EXTRAIT À LIRE:
====

Visuels de l’espace Work (copyright AE Thion)
Une installation événementielle sur les espaces de travail
Reconduite par Maison&Objet pour la deuxième année à l’édition de septembre, la thématique « work » qui traite des nouveaux espaces de travail hybride, occupera une partie de l’immense hall 6. En plus des exposants de mobilier positionnés sur ce segment de marché, elle accueillera un cycle de conférences proposées par les observateurs et experts du secteur, et une installation qui a été confiée au designer de l’année Franklin Azzi. « Ce projet proposera une vision à 360 degrés de tout ce qui a été inventé en termes d’espaces de travail, explique l’intéressé. Pour respecter notre vision des choses, nous allons construire une structure minimaliste, avec peu de matériaux et donc peu de déchets à recycler, qui permettra de projeter sous forme d’images les générations de bureaux individuels ou collectifs. » Une installation qui remettra en perspective les évolutions actuelles, car « Nous sommes une génération d’hybridation, qui ne peut pas partir d’une feuille blanche, mais doit réécrire en utilisant le socle du passé. » Il reste à espérer que les circonstances seront réunies pour que le salon puisse écrire une nouvelle page de la sienne.

====

DONNÉES ENREGISTRÉES:
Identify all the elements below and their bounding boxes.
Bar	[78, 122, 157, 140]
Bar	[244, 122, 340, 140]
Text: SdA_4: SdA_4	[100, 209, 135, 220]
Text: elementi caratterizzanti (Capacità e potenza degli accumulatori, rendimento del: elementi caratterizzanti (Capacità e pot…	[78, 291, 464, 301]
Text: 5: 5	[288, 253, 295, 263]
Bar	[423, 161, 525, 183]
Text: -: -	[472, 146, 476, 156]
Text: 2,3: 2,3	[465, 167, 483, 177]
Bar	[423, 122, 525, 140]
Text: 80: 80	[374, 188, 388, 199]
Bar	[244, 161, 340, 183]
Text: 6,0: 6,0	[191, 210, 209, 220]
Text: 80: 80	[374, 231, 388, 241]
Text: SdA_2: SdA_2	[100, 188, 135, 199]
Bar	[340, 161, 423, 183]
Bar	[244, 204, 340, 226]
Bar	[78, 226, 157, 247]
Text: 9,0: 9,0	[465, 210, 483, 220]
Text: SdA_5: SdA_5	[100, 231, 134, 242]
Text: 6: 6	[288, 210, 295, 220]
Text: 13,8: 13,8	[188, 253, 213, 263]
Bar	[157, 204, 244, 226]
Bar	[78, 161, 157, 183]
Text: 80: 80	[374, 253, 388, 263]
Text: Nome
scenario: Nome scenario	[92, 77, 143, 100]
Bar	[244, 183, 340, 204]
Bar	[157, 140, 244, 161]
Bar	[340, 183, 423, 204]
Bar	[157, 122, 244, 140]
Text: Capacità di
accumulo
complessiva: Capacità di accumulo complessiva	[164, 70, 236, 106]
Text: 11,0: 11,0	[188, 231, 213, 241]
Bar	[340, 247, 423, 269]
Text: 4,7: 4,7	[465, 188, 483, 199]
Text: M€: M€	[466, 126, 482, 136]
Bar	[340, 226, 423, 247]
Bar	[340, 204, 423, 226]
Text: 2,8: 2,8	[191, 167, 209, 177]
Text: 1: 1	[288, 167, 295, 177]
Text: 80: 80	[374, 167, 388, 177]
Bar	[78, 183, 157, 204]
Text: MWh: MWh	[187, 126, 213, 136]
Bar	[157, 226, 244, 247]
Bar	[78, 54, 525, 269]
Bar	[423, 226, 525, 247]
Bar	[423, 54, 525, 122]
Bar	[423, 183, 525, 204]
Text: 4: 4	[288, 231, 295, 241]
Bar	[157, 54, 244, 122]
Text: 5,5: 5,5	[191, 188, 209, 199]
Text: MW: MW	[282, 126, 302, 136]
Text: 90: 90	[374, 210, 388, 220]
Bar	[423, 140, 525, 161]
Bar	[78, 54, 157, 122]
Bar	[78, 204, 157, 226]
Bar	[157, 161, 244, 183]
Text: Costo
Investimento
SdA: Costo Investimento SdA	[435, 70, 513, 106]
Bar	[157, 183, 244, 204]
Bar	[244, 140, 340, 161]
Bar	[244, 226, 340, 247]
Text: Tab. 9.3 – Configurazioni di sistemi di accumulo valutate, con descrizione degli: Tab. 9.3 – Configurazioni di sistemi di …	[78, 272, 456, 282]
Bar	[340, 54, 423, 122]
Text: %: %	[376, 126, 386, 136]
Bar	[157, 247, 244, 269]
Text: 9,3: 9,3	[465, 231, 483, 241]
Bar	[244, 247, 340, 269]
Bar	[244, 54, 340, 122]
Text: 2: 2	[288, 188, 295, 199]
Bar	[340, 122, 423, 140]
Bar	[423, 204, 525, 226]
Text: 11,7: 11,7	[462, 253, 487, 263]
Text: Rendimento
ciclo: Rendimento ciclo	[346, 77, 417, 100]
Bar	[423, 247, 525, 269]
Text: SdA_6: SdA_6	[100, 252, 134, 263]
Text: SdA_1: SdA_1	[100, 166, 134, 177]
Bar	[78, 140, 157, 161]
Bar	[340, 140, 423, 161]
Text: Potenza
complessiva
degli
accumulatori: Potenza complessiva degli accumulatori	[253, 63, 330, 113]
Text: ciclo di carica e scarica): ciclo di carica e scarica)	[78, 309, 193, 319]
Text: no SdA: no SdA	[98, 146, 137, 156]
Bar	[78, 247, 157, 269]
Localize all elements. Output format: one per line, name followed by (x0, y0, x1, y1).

====

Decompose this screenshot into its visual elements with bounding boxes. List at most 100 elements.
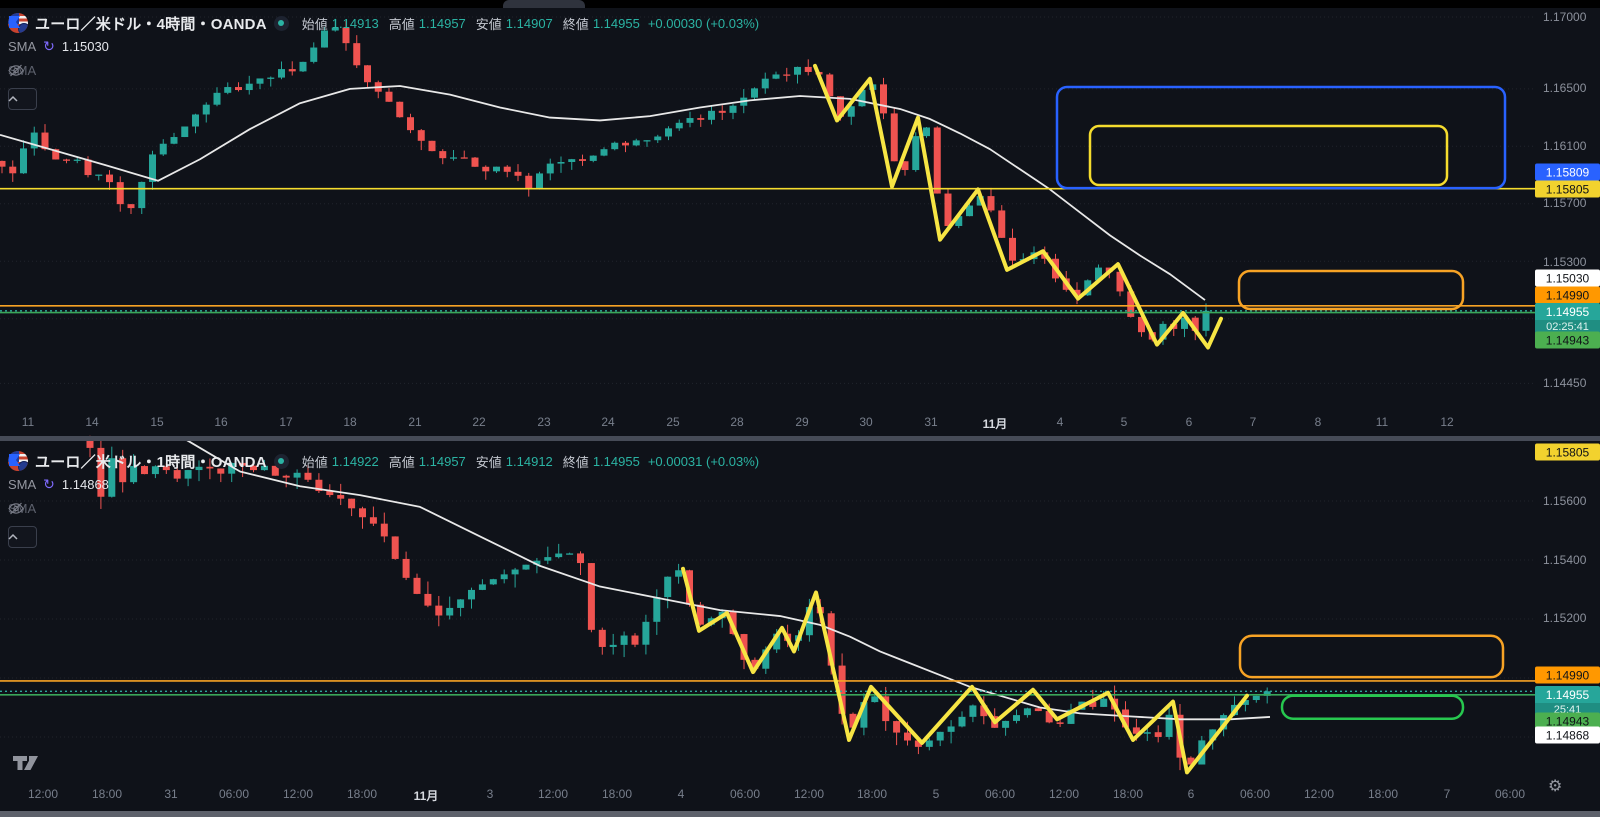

====

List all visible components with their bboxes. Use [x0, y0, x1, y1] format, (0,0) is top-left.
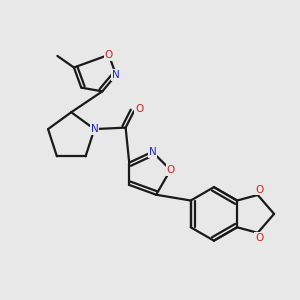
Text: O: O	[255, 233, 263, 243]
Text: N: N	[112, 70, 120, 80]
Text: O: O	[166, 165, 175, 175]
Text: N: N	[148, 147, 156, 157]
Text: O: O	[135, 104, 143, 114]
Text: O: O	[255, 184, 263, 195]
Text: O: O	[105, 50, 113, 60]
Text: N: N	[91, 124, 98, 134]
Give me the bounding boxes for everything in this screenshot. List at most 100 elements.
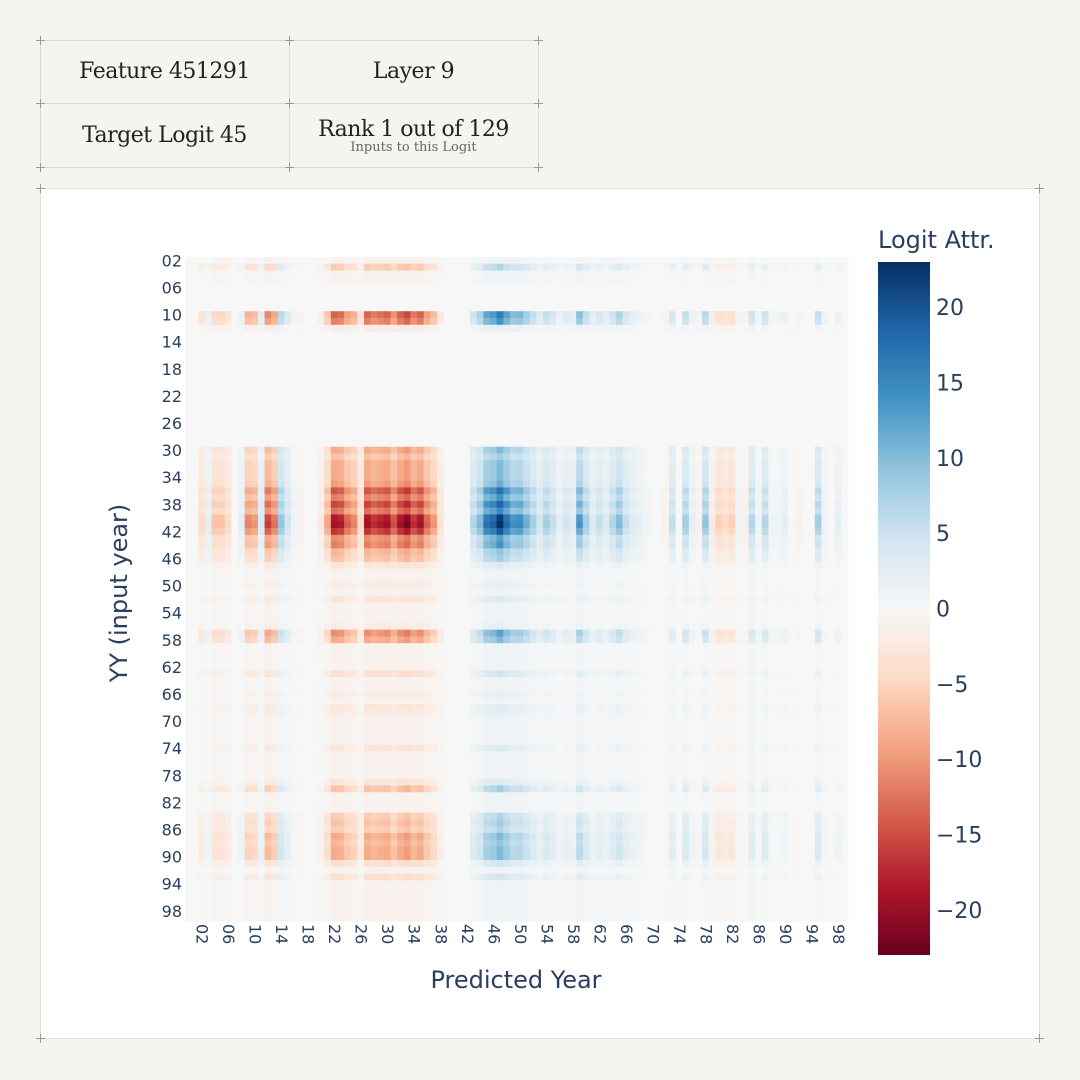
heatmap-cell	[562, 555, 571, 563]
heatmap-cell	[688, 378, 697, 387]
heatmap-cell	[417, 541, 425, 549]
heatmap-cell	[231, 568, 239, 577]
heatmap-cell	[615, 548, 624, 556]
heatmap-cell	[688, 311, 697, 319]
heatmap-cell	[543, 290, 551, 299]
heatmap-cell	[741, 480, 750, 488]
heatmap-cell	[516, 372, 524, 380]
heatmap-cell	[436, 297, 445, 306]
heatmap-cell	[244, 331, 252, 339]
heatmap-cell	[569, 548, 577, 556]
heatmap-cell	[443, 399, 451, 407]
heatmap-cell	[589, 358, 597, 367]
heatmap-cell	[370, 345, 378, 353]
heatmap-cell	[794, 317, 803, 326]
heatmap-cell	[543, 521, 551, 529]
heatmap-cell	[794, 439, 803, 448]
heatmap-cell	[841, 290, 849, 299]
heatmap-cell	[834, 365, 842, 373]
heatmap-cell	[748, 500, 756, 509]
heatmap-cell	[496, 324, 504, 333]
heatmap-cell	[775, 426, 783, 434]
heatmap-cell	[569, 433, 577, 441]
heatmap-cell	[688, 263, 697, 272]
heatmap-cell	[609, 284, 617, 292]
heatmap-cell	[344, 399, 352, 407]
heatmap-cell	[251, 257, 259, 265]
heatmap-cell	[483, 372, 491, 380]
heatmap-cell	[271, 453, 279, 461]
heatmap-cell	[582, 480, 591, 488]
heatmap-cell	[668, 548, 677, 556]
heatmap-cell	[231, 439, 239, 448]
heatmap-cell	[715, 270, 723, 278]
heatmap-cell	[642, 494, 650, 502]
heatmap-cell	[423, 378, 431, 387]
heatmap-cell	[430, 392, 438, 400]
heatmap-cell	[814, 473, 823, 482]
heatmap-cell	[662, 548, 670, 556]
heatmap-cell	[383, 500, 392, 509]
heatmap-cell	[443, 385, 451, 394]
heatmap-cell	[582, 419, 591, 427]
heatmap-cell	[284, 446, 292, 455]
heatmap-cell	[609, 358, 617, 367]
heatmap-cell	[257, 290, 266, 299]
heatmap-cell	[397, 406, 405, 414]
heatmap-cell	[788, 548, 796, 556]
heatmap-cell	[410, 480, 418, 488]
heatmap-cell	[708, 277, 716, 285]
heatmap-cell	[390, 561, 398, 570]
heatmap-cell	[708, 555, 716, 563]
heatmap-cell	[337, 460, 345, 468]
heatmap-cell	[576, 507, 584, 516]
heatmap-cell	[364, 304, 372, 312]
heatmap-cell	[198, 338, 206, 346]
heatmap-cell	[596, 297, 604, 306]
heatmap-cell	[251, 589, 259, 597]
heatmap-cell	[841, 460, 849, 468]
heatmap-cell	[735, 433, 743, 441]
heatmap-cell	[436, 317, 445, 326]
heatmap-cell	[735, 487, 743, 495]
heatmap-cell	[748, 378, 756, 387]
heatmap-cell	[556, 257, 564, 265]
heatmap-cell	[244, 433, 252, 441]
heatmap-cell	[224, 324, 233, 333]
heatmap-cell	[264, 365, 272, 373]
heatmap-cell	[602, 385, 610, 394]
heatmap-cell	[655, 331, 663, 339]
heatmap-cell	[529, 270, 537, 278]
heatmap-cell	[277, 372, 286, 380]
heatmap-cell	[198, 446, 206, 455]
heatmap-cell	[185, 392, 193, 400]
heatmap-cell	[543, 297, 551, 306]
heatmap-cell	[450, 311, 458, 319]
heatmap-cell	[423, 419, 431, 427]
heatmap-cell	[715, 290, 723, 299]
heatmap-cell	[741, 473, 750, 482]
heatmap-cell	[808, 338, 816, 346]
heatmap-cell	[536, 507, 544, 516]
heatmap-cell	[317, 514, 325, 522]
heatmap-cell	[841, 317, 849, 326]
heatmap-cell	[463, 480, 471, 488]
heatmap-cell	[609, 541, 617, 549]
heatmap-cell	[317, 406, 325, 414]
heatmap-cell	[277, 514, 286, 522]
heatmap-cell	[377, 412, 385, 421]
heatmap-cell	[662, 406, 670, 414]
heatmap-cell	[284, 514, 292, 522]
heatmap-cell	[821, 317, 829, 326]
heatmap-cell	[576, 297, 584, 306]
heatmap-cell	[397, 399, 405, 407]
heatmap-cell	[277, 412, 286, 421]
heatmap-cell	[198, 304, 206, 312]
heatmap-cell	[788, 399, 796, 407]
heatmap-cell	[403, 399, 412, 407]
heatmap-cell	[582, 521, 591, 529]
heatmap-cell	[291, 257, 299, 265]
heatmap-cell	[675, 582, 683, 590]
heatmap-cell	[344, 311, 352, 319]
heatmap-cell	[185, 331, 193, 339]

====

CONSIGNES DE TRAVAIL:
Répondez aux questions suivantes d'après l'extrait à lire :
(a) Quelle partie du salon la thématique « work » occupera-t-elle ?
(b) À qui l'installation a-t-elle été confiée ?
(c) Que permettra de projeter la structure minimaliste, et sous quelle forme ?
Les entrées ne sont pas nécessaires pour cet exercice.

RÉPONSE À L'EXERCICE:
(a) Une partie de l'immense hall 6.
(b) Au designer de l'année Franklin Azzi.
(c) Les générations de bureaux individuels ou collectifs, sous forme d'images.